TASK OBJECTIVE
Copy out all lines with the word "nhiễm" in them.

GIVEN DATA
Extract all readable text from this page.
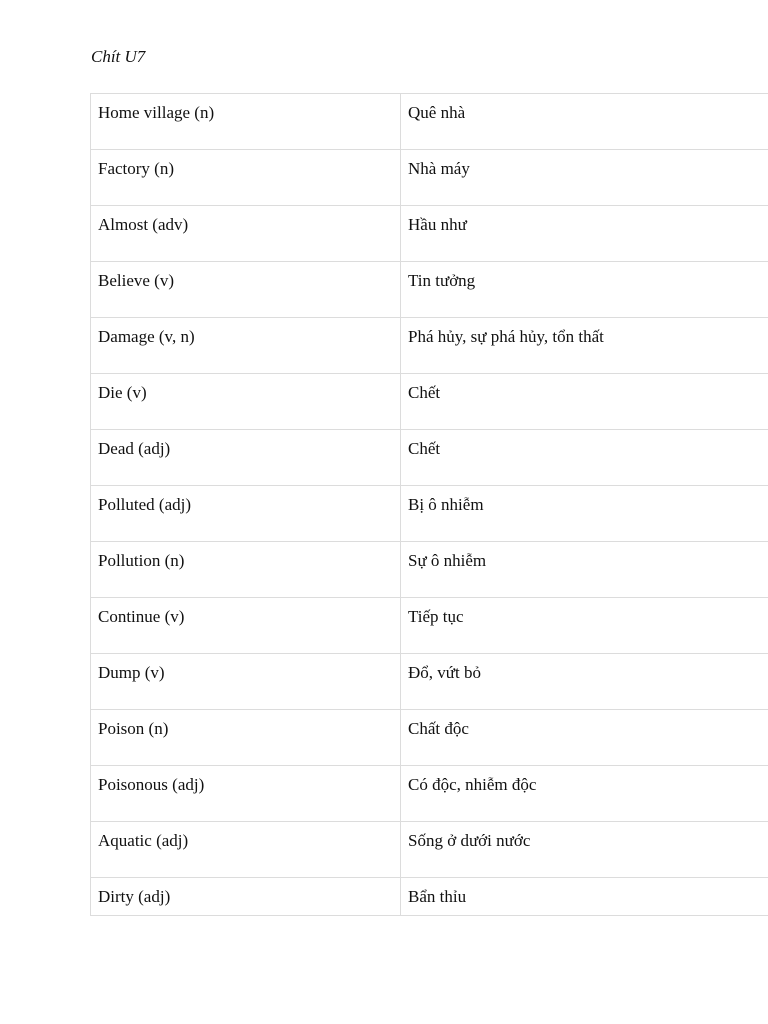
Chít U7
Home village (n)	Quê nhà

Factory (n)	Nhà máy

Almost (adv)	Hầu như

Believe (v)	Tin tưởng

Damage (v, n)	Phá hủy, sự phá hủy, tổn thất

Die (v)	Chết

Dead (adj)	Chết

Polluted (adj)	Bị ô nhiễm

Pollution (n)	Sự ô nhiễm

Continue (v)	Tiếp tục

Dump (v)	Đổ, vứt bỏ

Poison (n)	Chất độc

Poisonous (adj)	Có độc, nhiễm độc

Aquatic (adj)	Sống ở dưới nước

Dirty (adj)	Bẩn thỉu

CORRECT ANSWER
Polluted (adj)	Bị ô nhiễm
Pollution (n)	Sự ô nhiễm
Poisonous (adj)	Có độc, nhiễm độc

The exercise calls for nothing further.